Stated problem
From the listing below, pull each line that includes "title".

□ □ □ □ □ □ □

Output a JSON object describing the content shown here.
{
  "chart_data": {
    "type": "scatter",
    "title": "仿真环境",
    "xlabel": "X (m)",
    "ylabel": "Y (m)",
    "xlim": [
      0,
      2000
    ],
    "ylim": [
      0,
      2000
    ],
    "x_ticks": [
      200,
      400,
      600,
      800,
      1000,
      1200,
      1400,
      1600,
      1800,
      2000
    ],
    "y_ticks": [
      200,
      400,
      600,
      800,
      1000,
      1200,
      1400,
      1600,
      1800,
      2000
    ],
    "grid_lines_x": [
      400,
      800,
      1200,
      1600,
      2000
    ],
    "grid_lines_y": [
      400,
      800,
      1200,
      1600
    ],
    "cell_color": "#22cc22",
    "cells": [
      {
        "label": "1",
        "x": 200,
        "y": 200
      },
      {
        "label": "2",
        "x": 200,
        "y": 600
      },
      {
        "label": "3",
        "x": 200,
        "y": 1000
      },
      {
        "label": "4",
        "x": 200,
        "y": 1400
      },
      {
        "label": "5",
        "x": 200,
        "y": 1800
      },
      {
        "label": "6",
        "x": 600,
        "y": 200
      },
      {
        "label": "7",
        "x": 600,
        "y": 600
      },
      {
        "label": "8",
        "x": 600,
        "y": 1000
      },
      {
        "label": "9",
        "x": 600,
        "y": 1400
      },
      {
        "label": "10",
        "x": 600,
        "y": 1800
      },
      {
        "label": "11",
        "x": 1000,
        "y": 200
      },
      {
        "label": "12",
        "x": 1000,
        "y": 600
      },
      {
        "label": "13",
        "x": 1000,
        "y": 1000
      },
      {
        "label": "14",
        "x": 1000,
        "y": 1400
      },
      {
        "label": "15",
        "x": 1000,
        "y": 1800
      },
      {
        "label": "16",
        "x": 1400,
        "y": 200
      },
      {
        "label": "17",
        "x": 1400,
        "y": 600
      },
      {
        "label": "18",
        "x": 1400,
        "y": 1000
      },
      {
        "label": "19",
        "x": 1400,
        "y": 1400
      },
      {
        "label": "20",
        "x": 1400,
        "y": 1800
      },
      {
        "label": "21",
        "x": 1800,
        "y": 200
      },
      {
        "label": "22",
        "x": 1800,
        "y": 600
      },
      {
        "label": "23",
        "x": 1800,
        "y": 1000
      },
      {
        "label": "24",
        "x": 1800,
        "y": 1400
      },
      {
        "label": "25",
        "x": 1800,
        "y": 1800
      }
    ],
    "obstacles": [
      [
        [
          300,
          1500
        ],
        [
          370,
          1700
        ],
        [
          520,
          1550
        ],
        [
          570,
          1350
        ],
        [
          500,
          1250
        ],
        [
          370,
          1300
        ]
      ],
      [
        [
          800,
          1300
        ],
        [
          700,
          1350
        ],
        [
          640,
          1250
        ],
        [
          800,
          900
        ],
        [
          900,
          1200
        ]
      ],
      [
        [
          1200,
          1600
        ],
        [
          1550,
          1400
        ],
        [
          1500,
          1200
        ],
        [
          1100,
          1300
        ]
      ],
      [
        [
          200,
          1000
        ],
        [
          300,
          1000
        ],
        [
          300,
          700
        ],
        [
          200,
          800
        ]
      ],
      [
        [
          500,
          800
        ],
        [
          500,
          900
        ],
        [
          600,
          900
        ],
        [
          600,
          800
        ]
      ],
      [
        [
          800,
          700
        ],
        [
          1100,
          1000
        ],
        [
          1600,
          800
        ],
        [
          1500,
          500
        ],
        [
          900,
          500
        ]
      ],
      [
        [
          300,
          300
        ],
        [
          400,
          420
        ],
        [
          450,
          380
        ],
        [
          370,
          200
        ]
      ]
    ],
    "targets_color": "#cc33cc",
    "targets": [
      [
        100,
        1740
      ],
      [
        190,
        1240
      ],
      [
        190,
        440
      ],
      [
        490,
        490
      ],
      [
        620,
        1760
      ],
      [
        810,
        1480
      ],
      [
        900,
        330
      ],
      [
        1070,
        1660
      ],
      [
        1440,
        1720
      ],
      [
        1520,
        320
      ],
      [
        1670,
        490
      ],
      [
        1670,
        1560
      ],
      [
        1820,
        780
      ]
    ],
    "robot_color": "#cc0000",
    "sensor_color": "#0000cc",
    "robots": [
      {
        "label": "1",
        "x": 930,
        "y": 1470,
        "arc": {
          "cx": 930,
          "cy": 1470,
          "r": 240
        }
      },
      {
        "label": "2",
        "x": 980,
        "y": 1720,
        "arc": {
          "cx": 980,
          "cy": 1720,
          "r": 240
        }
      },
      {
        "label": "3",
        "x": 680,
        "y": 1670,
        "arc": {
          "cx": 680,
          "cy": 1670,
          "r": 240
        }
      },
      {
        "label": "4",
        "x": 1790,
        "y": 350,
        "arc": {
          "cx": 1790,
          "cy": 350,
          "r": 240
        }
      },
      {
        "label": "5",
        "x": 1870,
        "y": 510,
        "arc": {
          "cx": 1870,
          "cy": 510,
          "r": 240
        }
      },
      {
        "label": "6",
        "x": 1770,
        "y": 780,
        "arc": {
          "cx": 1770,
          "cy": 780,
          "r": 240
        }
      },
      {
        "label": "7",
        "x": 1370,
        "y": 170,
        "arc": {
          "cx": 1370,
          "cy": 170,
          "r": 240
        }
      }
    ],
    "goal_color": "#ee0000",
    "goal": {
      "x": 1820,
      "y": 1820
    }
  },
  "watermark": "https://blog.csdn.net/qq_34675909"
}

□ □ □ □ □ □ □

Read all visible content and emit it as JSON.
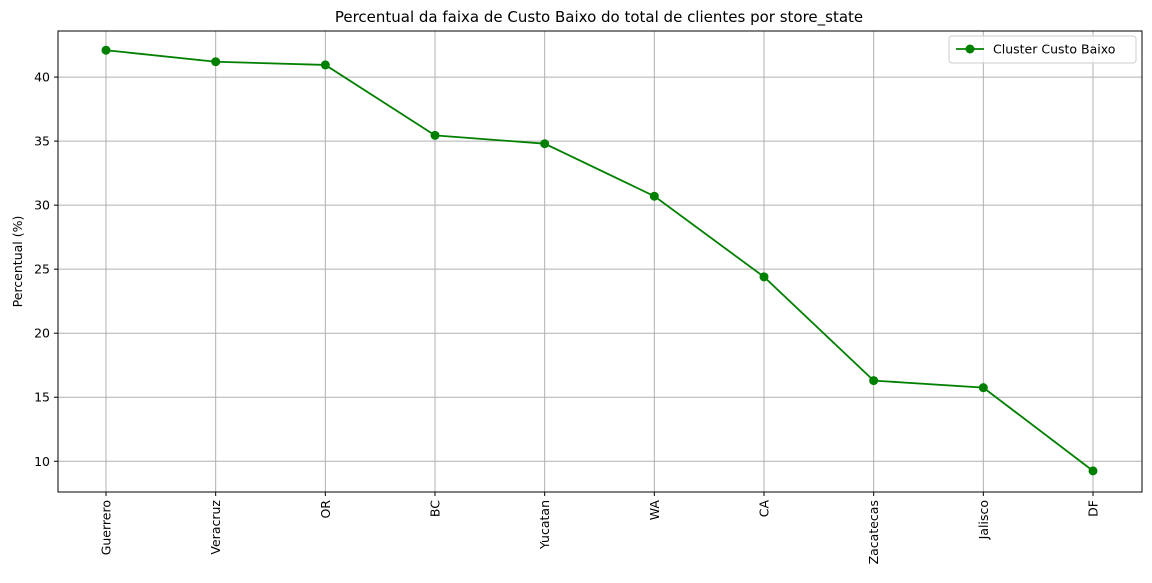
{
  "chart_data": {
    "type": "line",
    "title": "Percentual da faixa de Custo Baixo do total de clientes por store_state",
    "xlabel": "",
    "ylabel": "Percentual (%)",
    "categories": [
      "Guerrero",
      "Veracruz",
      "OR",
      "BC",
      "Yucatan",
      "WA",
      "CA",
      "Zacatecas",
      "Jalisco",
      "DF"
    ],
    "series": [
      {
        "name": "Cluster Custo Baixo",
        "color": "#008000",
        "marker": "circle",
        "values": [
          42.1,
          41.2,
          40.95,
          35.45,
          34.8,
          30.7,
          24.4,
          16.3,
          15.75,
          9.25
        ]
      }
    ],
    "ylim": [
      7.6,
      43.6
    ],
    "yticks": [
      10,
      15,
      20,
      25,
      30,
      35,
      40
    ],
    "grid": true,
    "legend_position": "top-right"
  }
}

□ □ □ □ □ □ □

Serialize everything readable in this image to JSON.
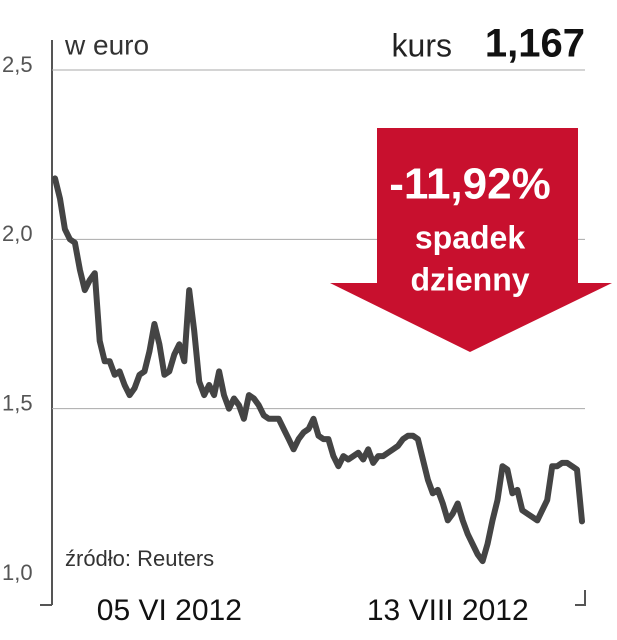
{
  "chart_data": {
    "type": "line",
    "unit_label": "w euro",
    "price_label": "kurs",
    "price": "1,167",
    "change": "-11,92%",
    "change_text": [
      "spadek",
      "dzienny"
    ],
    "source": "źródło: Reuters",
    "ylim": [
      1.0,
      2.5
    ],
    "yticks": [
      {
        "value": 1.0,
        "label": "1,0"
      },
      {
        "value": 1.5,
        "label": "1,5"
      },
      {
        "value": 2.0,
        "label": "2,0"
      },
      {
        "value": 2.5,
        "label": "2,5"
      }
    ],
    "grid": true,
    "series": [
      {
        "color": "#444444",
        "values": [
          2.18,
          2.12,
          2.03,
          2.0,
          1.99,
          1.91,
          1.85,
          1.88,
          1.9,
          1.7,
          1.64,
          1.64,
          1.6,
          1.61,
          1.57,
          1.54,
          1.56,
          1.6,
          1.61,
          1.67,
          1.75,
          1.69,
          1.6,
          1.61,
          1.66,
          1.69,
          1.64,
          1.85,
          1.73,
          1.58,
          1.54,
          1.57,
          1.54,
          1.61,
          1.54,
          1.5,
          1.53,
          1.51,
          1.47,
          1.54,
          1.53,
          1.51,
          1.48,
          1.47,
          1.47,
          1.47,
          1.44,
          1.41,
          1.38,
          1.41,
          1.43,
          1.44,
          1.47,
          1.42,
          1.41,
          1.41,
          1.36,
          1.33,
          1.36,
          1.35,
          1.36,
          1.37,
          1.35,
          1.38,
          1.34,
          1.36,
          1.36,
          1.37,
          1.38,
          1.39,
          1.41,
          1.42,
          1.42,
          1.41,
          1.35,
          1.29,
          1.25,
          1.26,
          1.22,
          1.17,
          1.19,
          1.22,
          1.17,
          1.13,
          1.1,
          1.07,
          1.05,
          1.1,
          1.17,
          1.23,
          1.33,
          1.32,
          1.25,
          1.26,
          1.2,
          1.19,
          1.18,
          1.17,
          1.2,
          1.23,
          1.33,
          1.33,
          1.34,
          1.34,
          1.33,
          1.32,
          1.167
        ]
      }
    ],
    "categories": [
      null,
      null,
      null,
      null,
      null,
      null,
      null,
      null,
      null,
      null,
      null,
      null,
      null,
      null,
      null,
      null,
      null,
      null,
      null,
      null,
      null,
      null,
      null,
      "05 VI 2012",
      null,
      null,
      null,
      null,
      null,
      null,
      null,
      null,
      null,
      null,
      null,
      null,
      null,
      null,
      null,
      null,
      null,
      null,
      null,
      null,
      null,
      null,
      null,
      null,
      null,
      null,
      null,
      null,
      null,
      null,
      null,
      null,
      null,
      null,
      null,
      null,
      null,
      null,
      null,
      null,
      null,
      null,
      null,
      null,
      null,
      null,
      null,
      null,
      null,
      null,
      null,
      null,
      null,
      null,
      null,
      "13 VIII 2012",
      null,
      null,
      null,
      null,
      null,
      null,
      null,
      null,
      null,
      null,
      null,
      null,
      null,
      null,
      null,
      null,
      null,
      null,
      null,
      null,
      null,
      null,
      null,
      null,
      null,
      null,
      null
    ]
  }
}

□ □ □ □ □ □ □

Solution for this exercise
    "title": "仿真环境",
    "title": "Percentual da faixa de Custo Baixo do total de clientes por store_state",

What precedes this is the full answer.